Short exercise →
Every line below that holds the string "Magic" should be copied out.

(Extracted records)
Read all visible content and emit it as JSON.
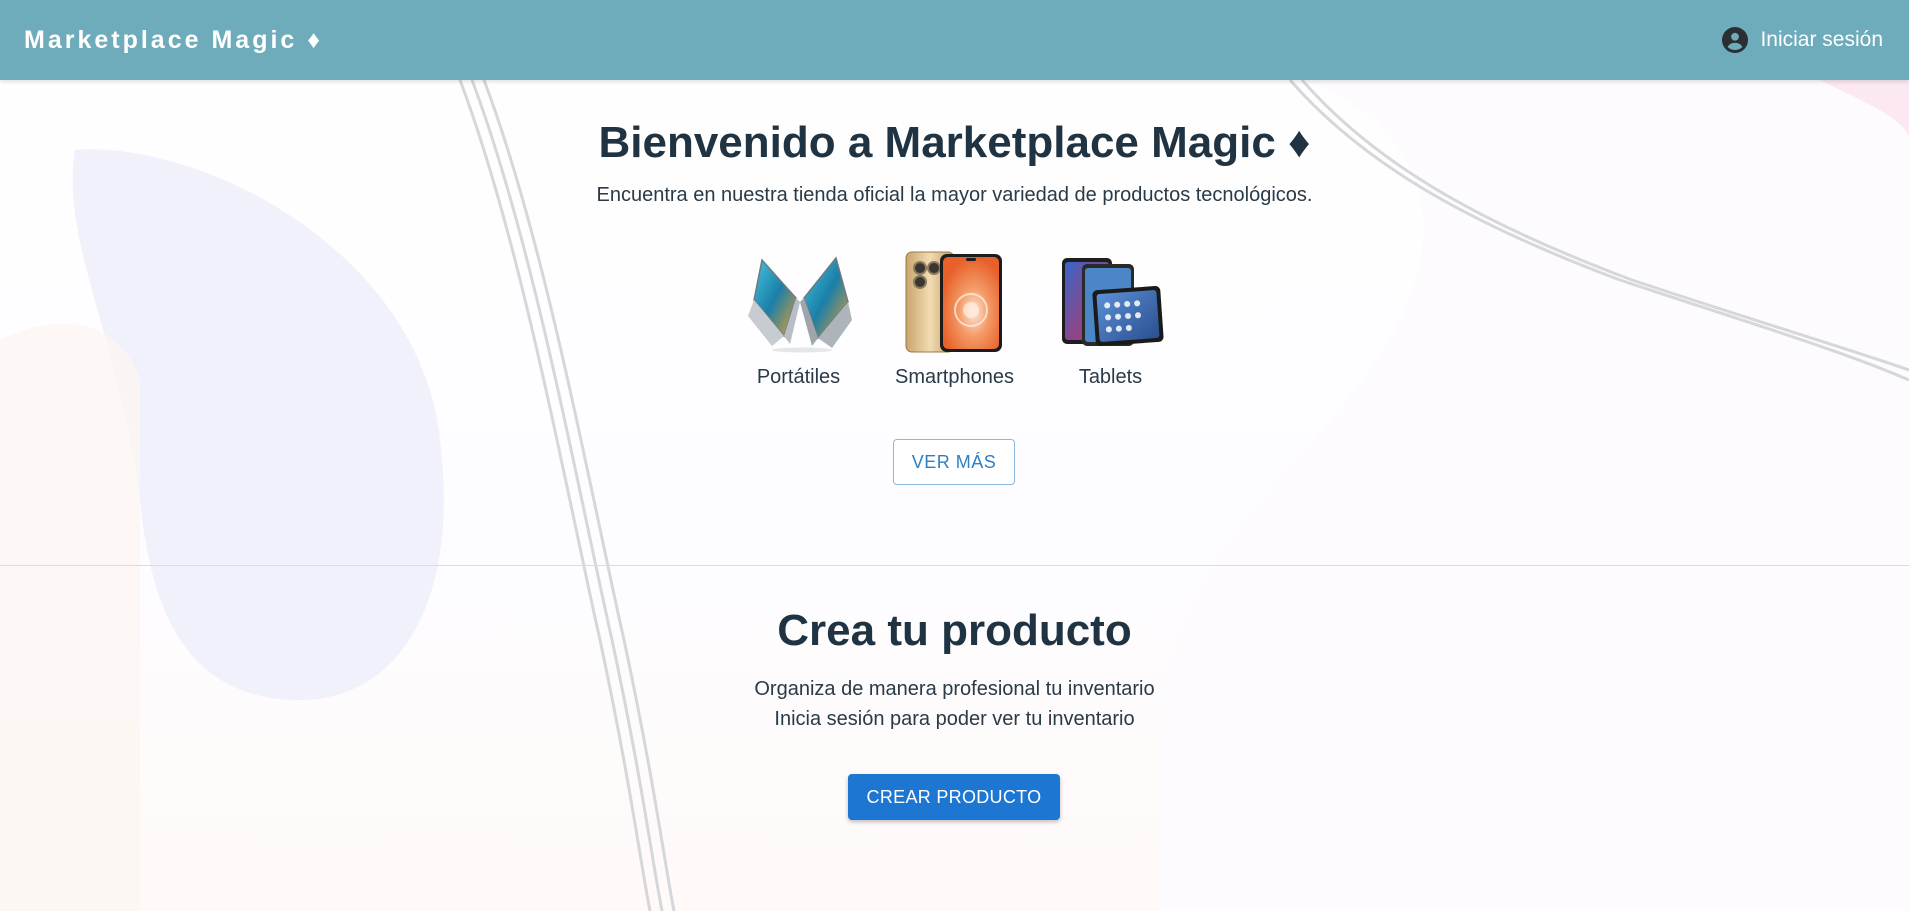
{
  "appbar": {
    "brand": "Marketplace Magic ♦",
    "login_label": "Iniciar sesión",
    "login_icon": "account-circle-icon",
    "color": "#6eacbb"
  },
  "hero": {
    "title": "Bienvenido a Marketplace Magic ♦",
    "subtitle": "Encuentra en nuestra tienda oficial la mayor variedad de productos tecnológicos.",
    "categories": [
      {
        "label": "Portátiles",
        "image": "laptops-image"
      },
      {
        "label": "Smartphones",
        "image": "smartphones-image"
      },
      {
        "label": "Tablets",
        "image": "tablets-image"
      }
    ],
    "see_more_label": "VER MÁS"
  },
  "create": {
    "title": "Crea tu producto",
    "line1": "Organiza de manera profesional tu inventario",
    "line2": "Inicia sesión para poder ver tu inventario",
    "button_label": "CREAR PRODUCTO",
    "button_color": "#1e76d3"
  }
}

Task result →
    "brand": "Marketplace Magic ♦",
    "title": "Bienvenido a Marketplace Magic ♦",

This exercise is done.